• Set task
Copy out the complete listing, word for word.

Collected data entries:

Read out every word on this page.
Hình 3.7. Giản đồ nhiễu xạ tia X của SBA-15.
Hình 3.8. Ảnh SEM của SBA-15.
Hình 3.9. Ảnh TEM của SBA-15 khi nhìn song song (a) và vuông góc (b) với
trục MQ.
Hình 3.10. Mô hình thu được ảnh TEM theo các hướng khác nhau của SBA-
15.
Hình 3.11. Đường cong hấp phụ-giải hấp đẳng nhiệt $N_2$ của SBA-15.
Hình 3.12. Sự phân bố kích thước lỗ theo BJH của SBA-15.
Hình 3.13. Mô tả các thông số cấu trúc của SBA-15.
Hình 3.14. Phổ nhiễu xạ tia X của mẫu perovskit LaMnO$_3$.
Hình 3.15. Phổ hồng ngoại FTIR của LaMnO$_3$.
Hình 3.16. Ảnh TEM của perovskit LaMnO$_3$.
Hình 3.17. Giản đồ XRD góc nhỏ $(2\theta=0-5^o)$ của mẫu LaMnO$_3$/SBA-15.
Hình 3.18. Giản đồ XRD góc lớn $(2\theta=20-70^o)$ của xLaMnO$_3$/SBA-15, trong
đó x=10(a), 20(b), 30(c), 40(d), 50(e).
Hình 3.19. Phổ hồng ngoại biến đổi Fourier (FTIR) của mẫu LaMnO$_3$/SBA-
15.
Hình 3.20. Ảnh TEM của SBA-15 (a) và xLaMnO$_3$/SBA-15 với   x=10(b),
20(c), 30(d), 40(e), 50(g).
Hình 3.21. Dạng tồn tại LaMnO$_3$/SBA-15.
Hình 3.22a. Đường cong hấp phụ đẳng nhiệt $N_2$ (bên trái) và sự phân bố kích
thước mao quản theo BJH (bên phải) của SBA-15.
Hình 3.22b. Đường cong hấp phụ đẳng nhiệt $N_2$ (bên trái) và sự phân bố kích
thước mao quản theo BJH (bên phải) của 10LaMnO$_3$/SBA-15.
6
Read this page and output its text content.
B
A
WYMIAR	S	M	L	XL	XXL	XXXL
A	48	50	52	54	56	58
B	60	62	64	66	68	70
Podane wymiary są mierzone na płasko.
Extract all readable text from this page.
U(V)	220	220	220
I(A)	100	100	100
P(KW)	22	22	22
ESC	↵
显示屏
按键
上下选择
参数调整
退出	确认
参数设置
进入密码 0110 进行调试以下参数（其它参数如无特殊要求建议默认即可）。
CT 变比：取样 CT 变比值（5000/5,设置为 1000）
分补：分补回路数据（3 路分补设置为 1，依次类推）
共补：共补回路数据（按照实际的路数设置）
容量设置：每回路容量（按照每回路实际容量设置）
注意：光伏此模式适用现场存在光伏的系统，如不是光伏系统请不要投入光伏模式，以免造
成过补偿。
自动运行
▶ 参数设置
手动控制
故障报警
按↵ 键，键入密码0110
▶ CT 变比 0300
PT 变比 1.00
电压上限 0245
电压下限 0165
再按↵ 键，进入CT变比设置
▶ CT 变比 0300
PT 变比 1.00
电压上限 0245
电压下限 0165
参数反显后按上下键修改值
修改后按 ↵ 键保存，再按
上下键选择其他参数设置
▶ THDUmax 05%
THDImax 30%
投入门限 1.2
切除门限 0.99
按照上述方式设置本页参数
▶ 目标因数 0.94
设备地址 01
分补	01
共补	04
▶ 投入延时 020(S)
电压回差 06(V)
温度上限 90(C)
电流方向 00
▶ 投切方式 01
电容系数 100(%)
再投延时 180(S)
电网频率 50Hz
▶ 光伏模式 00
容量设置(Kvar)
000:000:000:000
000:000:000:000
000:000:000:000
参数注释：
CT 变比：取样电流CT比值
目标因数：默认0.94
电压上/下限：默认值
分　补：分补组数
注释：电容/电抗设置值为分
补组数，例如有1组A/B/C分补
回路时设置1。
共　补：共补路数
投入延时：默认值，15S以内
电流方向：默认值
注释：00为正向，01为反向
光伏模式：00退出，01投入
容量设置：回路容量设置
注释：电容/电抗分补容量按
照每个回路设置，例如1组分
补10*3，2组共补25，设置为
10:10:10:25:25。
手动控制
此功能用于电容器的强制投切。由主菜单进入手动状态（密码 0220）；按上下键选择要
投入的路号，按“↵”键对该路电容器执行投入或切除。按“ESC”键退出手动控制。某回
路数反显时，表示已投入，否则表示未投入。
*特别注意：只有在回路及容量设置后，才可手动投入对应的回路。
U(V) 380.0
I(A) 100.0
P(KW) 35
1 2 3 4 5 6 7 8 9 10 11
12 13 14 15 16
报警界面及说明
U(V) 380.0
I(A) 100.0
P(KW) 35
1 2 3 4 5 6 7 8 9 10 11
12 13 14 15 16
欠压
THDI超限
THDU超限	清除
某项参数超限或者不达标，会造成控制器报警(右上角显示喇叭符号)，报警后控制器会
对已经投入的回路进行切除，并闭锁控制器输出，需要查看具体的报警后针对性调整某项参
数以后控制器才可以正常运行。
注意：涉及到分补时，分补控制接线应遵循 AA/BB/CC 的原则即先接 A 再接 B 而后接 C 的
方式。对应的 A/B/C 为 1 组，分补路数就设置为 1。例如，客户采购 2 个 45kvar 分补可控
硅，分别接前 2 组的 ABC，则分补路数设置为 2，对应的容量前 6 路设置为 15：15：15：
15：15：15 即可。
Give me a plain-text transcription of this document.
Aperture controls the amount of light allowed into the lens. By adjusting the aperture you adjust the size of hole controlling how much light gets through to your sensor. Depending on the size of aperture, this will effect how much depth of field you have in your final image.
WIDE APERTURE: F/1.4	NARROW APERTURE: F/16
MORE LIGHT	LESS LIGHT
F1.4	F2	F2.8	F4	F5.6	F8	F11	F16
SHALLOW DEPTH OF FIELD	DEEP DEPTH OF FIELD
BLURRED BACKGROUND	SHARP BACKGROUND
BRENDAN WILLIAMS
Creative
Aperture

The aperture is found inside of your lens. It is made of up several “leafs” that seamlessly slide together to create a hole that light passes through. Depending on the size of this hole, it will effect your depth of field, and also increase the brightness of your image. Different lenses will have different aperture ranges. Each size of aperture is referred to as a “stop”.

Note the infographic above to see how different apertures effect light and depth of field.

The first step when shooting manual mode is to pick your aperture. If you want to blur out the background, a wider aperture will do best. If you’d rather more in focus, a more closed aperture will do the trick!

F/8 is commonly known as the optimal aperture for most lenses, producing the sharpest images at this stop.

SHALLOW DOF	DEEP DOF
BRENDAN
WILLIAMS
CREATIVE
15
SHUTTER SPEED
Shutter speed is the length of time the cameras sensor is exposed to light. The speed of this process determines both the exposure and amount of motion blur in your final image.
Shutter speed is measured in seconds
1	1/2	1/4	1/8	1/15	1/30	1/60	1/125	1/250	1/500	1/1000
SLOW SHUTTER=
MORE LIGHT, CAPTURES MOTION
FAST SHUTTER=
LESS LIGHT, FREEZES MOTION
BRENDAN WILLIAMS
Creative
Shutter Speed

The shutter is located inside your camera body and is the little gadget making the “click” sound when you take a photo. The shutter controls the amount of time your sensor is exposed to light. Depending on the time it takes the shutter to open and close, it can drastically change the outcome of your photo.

• Task answer
Read out every word on this page.
Hình 3.7. Giản đồ nhiễu xạ tia X của SBA-15.
Hình 3.8. Ảnh SEM của SBA-15.
Hình 3.9. Ảnh TEM của SBA-15 khi nhìn song song (a) và vuông góc (b) với
trục MQ.
Hình 3.10. Mô hình thu được ảnh TEM theo các hướng khác nhau của SBA-
15.
Hình 3.11. Đường cong hấp phụ-giải hấp đẳng nhiệt $N_2$ của SBA-15.
Hình 3.12. Sự phân bố kích thước lỗ theo BJH của SBA-15.
Hình 3.13. Mô tả các thông số cấu trúc của SBA-15.
Hình 3.14. Phổ nhiễu xạ tia X của mẫu perovskit LaMnO$_3$.
Hình 3.15. Phổ hồng ngoại FTIR của LaMnO$_3$.
Hình 3.16. Ảnh TEM của perovskit LaMnO$_3$.
Hình 3.17. Giản đồ XRD góc nhỏ $(2\theta=0-5^o)$ của mẫu LaMnO$_3$/SBA-15.
Hình 3.18. Giản đồ XRD góc lớn $(2\theta=20-70^o)$ của xLaMnO$_3$/SBA-15, trong
đó x=10(a), 20(b), 30(c), 40(d), 50(e).
Hình 3.19. Phổ hồng ngoại biến đổi Fourier (FTIR) của mẫu LaMnO$_3$/SBA-
15.
Hình 3.20. Ảnh TEM của SBA-15 (a) và xLaMnO$_3$/SBA-15 với   x=10(b),
20(c), 30(d), 40(e), 50(g).
Hình 3.21. Dạng tồn tại LaMnO$_3$/SBA-15.
Hình 3.22a. Đường cong hấp phụ đẳng nhiệt $N_2$ (bên trái) và sự phân bố kích
thước mao quản theo BJH (bên phải) của SBA-15.
Hình 3.22b. Đường cong hấp phụ đẳng nhiệt $N_2$ (bên trái) và sự phân bố kích
thước mao quản theo BJH (bên phải) của 10LaMnO$_3$/SBA-15.
6
Read this page and output its text content.
B
A
WYMIAR	S	M	L	XL	XXL	XXXL
A	48	50	52	54	56	58
B	60	62	64	66	68	70
Podane wymiary są mierzone na płasko.
Extract all readable text from this page.
U(V)	220	220	220
I(A)	100	100	100
P(KW)	22	22	22
ESC	↵
显示屏
按键
上下选择
参数调整
退出	确认
参数设置
进入密码 0110 进行调试以下参数（其它参数如无特殊要求建议默认即可）。
CT 变比：取样 CT 变比值（5000/5,设置为 1000）
分补：分补回路数据（3 路分补设置为 1，依次类推）
共补：共补回路数据（按照实际的路数设置）
容量设置：每回路容量（按照每回路实际容量设置）
注意：光伏此模式适用现场存在光伏的系统，如不是光伏系统请不要投入光伏模式，以免造
成过补偿。
自动运行
▶ 参数设置
手动控制
故障报警
按↵ 键，键入密码0110
▶ CT 变比 0300
PT 变比 1.00
电压上限 0245
电压下限 0165
再按↵ 键，进入CT变比设置
▶ CT 变比 0300
PT 变比 1.00
电压上限 0245
电压下限 0165
参数反显后按上下键修改值
修改后按 ↵ 键保存，再按
上下键选择其他参数设置
▶ THDUmax 05%
THDImax 30%
投入门限 1.2
切除门限 0.99
按照上述方式设置本页参数
▶ 目标因数 0.94
设备地址 01
分补	01
共补	04
▶ 投入延时 020(S)
电压回差 06(V)
温度上限 90(C)
电流方向 00
▶ 投切方式 01
电容系数 100(%)
再投延时 180(S)
电网频率 50Hz
▶ 光伏模式 00
容量设置(Kvar)
000:000:000:000
000:000:000:000
000:000:000:000
参数注释：
CT 变比：取样电流CT比值
目标因数：默认0.94
电压上/下限：默认值
分　补：分补组数
注释：电容/电抗设置值为分
补组数，例如有1组A/B/C分补
回路时设置1。
共　补：共补路数
投入延时：默认值，15S以内
电流方向：默认值
注释：00为正向，01为反向
光伏模式：00退出，01投入
容量设置：回路容量设置
注释：电容/电抗分补容量按
照每个回路设置，例如1组分
补10*3，2组共补25，设置为
10:10:10:25:25。
手动控制
此功能用于电容器的强制投切。由主菜单进入手动状态（密码 0220）；按上下键选择要
投入的路号，按“↵”键对该路电容器执行投入或切除。按“ESC”键退出手动控制。某回
路数反显时，表示已投入，否则表示未投入。
*特别注意：只有在回路及容量设置后，才可手动投入对应的回路。
U(V) 380.0
I(A) 100.0
P(KW) 35
1 2 3 4 5 6 7 8 9 10 11
12 13 14 15 16
报警界面及说明
U(V) 380.0
I(A) 100.0
P(KW) 35
1 2 3 4 5 6 7 8 9 10 11
12 13 14 15 16
欠压
THDI超限
THDU超限	清除
某项参数超限或者不达标，会造成控制器报警(右上角显示喇叭符号)，报警后控制器会
对已经投入的回路进行切除，并闭锁控制器输出，需要查看具体的报警后针对性调整某项参
数以后控制器才可以正常运行。
注意：涉及到分补时，分补控制接线应遵循 AA/BB/CC 的原则即先接 A 再接 B 而后接 C 的
方式。对应的 A/B/C 为 1 组，分补路数就设置为 1。例如，客户采购 2 个 45kvar 分补可控
硅，分别接前 2 组的 ABC，则分补路数设置为 2，对应的容量前 6 路设置为 15：15：15：
15：15：15 即可。
Give me a plain-text transcription of this document.
Aperture controls the amount of light allowed into the lens. By adjusting the aperture you adjust the size of hole controlling how much light gets through to your sensor. Depending on the size of aperture, this will effect how much depth of field you have in your final image.
WIDE APERTURE: F/1.4	NARROW APERTURE: F/16
MORE LIGHT	LESS LIGHT
F1.4	F2	F2.8	F4	F5.6	F8	F11	F16
SHALLOW DEPTH OF FIELD	DEEP DEPTH OF FIELD
BLURRED BACKGROUND	SHARP BACKGROUND
BRENDAN WILLIAMS
Creative
Aperture

The aperture is found inside of your lens. It is made of up several “leafs” that seamlessly slide together to create a hole that light passes through. Depending on the size of this hole, it will effect your depth of field, and also increase the brightness of your image. Different lenses will have different aperture ranges. Each size of aperture is referred to as a “stop”.

Note the infographic above to see how different apertures effect light and depth of field.

The first step when shooting manual mode is to pick your aperture. If you want to blur out the background, a wider aperture will do best. If you’d rather more in focus, a more closed aperture will do the trick!

F/8 is commonly known as the optimal aperture for most lenses, producing the sharpest images at this stop.

SHALLOW DOF	DEEP DOF
BRENDAN
WILLIAMS
CREATIVE
15
SHUTTER SPEED
Shutter speed is the length of time the cameras sensor is exposed to light. The speed of this process determines both the exposure and amount of motion blur in your final image.
Shutter speed is measured in seconds
1	1/2	1/4	1/8	1/15	1/30	1/60	1/125	1/250	1/500	1/1000
SLOW SHUTTER=
MORE LIGHT, CAPTURES MOTION
FAST SHUTTER=
LESS LIGHT, FREEZES MOTION
BRENDAN WILLIAMS
Creative
Shutter Speed

The shutter is located inside your camera body and is the little gadget making the “click” sound when you take a photo. The shutter controls the amount of time your sensor is exposed to light. Depending on the time it takes the shutter to open and close, it can drastically change the outcome of your photo.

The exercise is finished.